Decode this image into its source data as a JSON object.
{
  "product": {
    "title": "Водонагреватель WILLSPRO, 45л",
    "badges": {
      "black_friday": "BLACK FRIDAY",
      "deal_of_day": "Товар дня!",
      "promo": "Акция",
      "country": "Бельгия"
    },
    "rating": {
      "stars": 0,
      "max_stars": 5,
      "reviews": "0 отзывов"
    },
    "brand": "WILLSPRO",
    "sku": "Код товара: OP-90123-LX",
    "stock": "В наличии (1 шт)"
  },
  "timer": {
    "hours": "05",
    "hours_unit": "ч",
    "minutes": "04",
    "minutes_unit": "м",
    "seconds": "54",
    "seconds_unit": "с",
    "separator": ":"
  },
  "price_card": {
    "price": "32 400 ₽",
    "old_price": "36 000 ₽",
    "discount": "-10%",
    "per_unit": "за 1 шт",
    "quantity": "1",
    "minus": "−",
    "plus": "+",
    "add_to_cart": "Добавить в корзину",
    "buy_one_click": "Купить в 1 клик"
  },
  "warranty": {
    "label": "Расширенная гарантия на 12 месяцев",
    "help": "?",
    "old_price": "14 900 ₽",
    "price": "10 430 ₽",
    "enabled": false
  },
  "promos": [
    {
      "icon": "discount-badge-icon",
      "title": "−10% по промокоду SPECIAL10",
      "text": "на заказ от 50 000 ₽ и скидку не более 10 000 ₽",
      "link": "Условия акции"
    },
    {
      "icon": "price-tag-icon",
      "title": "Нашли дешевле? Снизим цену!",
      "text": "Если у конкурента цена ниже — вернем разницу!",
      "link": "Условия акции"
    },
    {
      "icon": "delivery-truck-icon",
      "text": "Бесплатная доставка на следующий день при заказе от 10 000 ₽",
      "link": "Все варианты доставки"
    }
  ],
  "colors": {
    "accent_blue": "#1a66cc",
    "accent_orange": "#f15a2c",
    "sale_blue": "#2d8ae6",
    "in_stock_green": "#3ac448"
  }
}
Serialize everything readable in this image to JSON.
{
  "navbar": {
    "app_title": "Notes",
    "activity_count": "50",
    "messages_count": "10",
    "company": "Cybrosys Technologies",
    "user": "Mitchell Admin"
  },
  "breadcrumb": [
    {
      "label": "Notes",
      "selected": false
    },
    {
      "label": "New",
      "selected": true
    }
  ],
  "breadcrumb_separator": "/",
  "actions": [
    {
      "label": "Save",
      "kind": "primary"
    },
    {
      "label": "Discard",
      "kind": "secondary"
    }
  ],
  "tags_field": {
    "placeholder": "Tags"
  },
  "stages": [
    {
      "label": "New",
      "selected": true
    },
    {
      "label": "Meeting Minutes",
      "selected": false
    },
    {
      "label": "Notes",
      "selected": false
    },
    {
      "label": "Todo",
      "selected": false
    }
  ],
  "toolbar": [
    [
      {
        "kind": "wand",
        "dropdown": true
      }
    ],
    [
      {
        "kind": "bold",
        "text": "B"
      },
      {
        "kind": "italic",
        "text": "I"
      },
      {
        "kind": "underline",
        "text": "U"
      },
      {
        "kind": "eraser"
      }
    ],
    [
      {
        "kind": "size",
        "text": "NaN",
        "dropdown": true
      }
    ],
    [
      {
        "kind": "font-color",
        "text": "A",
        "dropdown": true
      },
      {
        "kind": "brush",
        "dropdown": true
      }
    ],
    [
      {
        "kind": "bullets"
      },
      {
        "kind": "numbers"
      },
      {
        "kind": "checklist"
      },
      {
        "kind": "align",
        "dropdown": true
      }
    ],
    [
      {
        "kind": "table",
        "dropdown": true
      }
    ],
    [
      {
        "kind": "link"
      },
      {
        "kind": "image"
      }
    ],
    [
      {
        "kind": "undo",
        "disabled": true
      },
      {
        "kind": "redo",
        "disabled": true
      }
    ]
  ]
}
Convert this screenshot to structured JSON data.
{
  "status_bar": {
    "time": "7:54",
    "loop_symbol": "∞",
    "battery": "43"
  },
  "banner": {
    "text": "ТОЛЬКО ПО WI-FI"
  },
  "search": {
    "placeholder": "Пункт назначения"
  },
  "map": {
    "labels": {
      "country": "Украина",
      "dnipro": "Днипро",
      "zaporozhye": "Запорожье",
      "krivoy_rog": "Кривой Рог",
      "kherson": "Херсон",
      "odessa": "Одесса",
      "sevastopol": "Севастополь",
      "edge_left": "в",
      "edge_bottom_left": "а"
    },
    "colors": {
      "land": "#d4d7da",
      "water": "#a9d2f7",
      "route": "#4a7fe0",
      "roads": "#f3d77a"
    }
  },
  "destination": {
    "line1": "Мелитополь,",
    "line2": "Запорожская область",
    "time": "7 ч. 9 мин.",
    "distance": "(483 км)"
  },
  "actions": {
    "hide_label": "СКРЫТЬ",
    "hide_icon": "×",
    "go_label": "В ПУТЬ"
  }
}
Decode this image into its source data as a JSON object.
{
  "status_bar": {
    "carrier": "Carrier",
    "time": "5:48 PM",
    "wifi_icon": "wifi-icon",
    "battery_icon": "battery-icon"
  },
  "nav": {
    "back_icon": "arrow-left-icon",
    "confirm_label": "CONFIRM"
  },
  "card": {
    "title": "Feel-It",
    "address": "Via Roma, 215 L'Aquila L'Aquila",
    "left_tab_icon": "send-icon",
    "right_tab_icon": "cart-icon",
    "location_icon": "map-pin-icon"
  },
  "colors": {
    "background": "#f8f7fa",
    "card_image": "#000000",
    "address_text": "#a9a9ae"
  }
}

## YOUR OBJECTIVE
Exactly reproduce every line of the data above.

## CORRECT OUTPUT
Decode this image into its source data as a JSON object.
{
  "product": {
    "title": "Водонагреватель WILLSPRO, 45л",
    "badges": {
      "black_friday": "BLACK FRIDAY",
      "deal_of_day": "Товар дня!",
      "promo": "Акция",
      "country": "Бельгия"
    },
    "rating": {
      "stars": 0,
      "max_stars": 5,
      "reviews": "0 отзывов"
    },
    "brand": "WILLSPRO",
    "sku": "Код товара: OP-90123-LX",
    "stock": "В наличии (1 шт)"
  },
  "timer": {
    "hours": "05",
    "hours_unit": "ч",
    "minutes": "04",
    "minutes_unit": "м",
    "seconds": "54",
    "seconds_unit": "с",
    "separator": ":"
  },
  "price_card": {
    "price": "32 400 ₽",
    "old_price": "36 000 ₽",
    "discount": "-10%",
    "per_unit": "за 1 шт",
    "quantity": "1",
    "minus": "−",
    "plus": "+",
    "add_to_cart": "Добавить в корзину",
    "buy_one_click": "Купить в 1 клик"
  },
  "warranty": {
    "label": "Расширенная гарантия на 12 месяцев",
    "help": "?",
    "old_price": "14 900 ₽",
    "price": "10 430 ₽",
    "enabled": false
  },
  "promos": [
    {
      "icon": "discount-badge-icon",
      "title": "−10% по промокоду SPECIAL10",
      "text": "на заказ от 50 000 ₽ и скидку не более 10 000 ₽",
      "link": "Условия акции"
    },
    {
      "icon": "price-tag-icon",
      "title": "Нашли дешевле? Снизим цену!",
      "text": "Если у конкурента цена ниже — вернем разницу!",
      "link": "Условия акции"
    },
    {
      "icon": "delivery-truck-icon",
      "text": "Бесплатная доставка на следующий день при заказе от 10 000 ₽",
      "link": "Все варианты доставки"
    }
  ],
  "colors": {
    "accent_blue": "#1a66cc",
    "accent_orange": "#f15a2c",
    "sale_blue": "#2d8ae6",
    "in_stock_green": "#3ac448"
  }
}
Serialize everything readable in this image to JSON.
{
  "navbar": {
    "app_title": "Notes",
    "activity_count": "50",
    "messages_count": "10",
    "company": "Cybrosys Technologies",
    "user": "Mitchell Admin"
  },
  "breadcrumb": [
    {
      "label": "Notes",
      "selected": false
    },
    {
      "label": "New",
      "selected": true
    }
  ],
  "breadcrumb_separator": "/",
  "actions": [
    {
      "label": "Save",
      "kind": "primary"
    },
    {
      "label": "Discard",
      "kind": "secondary"
    }
  ],
  "tags_field": {
    "placeholder": "Tags"
  },
  "stages": [
    {
      "label": "New",
      "selected": true
    },
    {
      "label": "Meeting Minutes",
      "selected": false
    },
    {
      "label": "Notes",
      "selected": false
    },
    {
      "label": "Todo",
      "selected": false
    }
  ],
  "toolbar": [
    [
      {
        "kind": "wand",
        "dropdown": true
      }
    ],
    [
      {
        "kind": "bold",
        "text": "B"
      },
      {
        "kind": "italic",
        "text": "I"
      },
      {
        "kind": "underline",
        "text": "U"
      },
      {
        "kind": "eraser"
      }
    ],
    [
      {
        "kind": "size",
        "text": "NaN",
        "dropdown": true
      }
    ],
    [
      {
        "kind": "font-color",
        "text": "A",
        "dropdown": true
      },
      {
        "kind": "brush",
        "dropdown": true
      }
    ],
    [
      {
        "kind": "bullets"
      },
      {
        "kind": "numbers"
      },
      {
        "kind": "checklist"
      },
      {
        "kind": "align",
        "dropdown": true
      }
    ],
    [
      {
        "kind": "table",
        "dropdown": true
      }
    ],
    [
      {
        "kind": "link"
      },
      {
        "kind": "image"
      }
    ],
    [
      {
        "kind": "undo",
        "disabled": true
      },
      {
        "kind": "redo",
        "disabled": true
      }
    ]
  ]
}
Convert this screenshot to structured JSON data.
{
  "status_bar": {
    "time": "7:54",
    "loop_symbol": "∞",
    "battery": "43"
  },
  "banner": {
    "text": "ТОЛЬКО ПО WI-FI"
  },
  "search": {
    "placeholder": "Пункт назначения"
  },
  "map": {
    "labels": {
      "country": "Украина",
      "dnipro": "Днипро",
      "zaporozhye": "Запорожье",
      "krivoy_rog": "Кривой Рог",
      "kherson": "Херсон",
      "odessa": "Одесса",
      "sevastopol": "Севастополь",
      "edge_left": "в",
      "edge_bottom_left": "а"
    },
    "colors": {
      "land": "#d4d7da",
      "water": "#a9d2f7",
      "route": "#4a7fe0",
      "roads": "#f3d77a"
    }
  },
  "destination": {
    "line1": "Мелитополь,",
    "line2": "Запорожская область",
    "time": "7 ч. 9 мин.",
    "distance": "(483 км)"
  },
  "actions": {
    "hide_label": "СКРЫТЬ",
    "hide_icon": "×",
    "go_label": "В ПУТЬ"
  }
}
Decode this image into its source data as a JSON object.
{
  "status_bar": {
    "carrier": "Carrier",
    "time": "5:48 PM",
    "wifi_icon": "wifi-icon",
    "battery_icon": "battery-icon"
  },
  "nav": {
    "back_icon": "arrow-left-icon",
    "confirm_label": "CONFIRM"
  },
  "card": {
    "title": "Feel-It",
    "address": "Via Roma, 215 L'Aquila L'Aquila",
    "left_tab_icon": "send-icon",
    "right_tab_icon": "cart-icon",
    "location_icon": "map-pin-icon"
  },
  "colors": {
    "background": "#f8f7fa",
    "card_image": "#000000",
    "address_text": "#a9a9ae"
  }
}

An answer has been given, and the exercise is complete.